_What is asked:_ Your task is to copy every line of this material exactly.

_Task input:_
═══

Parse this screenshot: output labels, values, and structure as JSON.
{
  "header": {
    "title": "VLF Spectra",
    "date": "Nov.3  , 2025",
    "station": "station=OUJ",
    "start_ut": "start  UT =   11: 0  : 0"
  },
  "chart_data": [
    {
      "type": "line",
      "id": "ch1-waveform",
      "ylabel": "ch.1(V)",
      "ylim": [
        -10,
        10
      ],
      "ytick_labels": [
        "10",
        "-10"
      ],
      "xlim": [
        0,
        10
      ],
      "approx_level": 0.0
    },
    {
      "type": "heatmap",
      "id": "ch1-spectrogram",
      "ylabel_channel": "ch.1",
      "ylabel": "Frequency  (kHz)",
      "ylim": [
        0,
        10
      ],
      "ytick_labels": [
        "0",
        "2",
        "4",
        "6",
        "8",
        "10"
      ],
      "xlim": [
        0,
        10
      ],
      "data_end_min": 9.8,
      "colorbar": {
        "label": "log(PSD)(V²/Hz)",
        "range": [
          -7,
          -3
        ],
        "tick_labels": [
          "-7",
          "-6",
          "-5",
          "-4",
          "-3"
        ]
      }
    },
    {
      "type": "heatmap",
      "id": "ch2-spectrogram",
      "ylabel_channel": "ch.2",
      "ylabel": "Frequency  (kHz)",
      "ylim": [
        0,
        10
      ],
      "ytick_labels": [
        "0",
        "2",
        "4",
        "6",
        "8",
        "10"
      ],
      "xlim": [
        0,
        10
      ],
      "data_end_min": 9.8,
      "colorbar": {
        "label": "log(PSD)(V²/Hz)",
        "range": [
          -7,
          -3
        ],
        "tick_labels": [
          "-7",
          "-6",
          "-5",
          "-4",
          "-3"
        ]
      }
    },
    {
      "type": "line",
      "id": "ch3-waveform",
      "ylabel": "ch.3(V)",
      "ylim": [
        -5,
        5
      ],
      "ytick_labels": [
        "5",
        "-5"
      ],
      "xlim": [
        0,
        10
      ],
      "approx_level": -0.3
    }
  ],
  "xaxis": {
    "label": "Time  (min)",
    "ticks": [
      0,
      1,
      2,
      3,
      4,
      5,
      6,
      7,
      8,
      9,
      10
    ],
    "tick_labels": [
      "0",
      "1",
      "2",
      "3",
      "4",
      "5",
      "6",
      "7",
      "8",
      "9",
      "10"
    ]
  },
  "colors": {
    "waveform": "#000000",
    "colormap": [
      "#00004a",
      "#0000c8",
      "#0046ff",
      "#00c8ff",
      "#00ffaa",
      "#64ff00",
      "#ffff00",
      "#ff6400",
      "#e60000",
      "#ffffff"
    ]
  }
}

═══

_Written answer:_
Parse this screenshot: output labels, values, and structure as JSON.
{
  "header": {
    "title": "VLF Spectra",
    "date": "Nov.3  , 2025",
    "station": "station=OUJ",
    "start_ut": "start  UT =   11: 0  : 0"
  },
  "chart_data": [
    {
      "type": "line",
      "id": "ch1-waveform",
      "ylabel": "ch.1(V)",
      "ylim": [
        -10,
        10
      ],
      "ytick_labels": [
        "10",
        "-10"
      ],
      "xlim": [
        0,
        10
      ],
      "approx_level": 0.0
    },
    {
      "type": "heatmap",
      "id": "ch1-spectrogram",
      "ylabel_channel": "ch.1",
      "ylabel": "Frequency  (kHz)",
      "ylim": [
        0,
        10
      ],
      "ytick_labels": [
        "0",
        "2",
        "4",
        "6",
        "8",
        "10"
      ],
      "xlim": [
        0,
        10
      ],
      "data_end_min": 9.8,
      "colorbar": {
        "label": "log(PSD)(V²/Hz)",
        "range": [
          -7,
          -3
        ],
        "tick_labels": [
          "-7",
          "-6",
          "-5",
          "-4",
          "-3"
        ]
      }
    },
    {
      "type": "heatmap",
      "id": "ch2-spectrogram",
      "ylabel_channel": "ch.2",
      "ylabel": "Frequency  (kHz)",
      "ylim": [
        0,
        10
      ],
      "ytick_labels": [
        "0",
        "2",
        "4",
        "6",
        "8",
        "10"
      ],
      "xlim": [
        0,
        10
      ],
      "data_end_min": 9.8,
      "colorbar": {
        "label": "log(PSD)(V²/Hz)",
        "range": [
          -7,
          -3
        ],
        "tick_labels": [
          "-7",
          "-6",
          "-5",
          "-4",
          "-3"
        ]
      }
    },
    {
      "type": "line",
      "id": "ch3-waveform",
      "ylabel": "ch.3(V)",
      "ylim": [
        -5,
        5
      ],
      "ytick_labels": [
        "5",
        "-5"
      ],
      "xlim": [
        0,
        10
      ],
      "approx_level": -0.3
    }
  ],
  "xaxis": {
    "label": "Time  (min)",
    "ticks": [
      0,
      1,
      2,
      3,
      4,
      5,
      6,
      7,
      8,
      9,
      10
    ],
    "tick_labels": [
      "0",
      "1",
      "2",
      "3",
      "4",
      "5",
      "6",
      "7",
      "8",
      "9",
      "10"
    ]
  },
  "colors": {
    "waveform": "#000000",
    "colormap": [
      "#00004a",
      "#0000c8",
      "#0046ff",
      "#00c8ff",
      "#00ffaa",
      "#64ff00",
      "#ffff00",
      "#ff6400",
      "#e60000",
      "#ffffff"
    ]
  }
}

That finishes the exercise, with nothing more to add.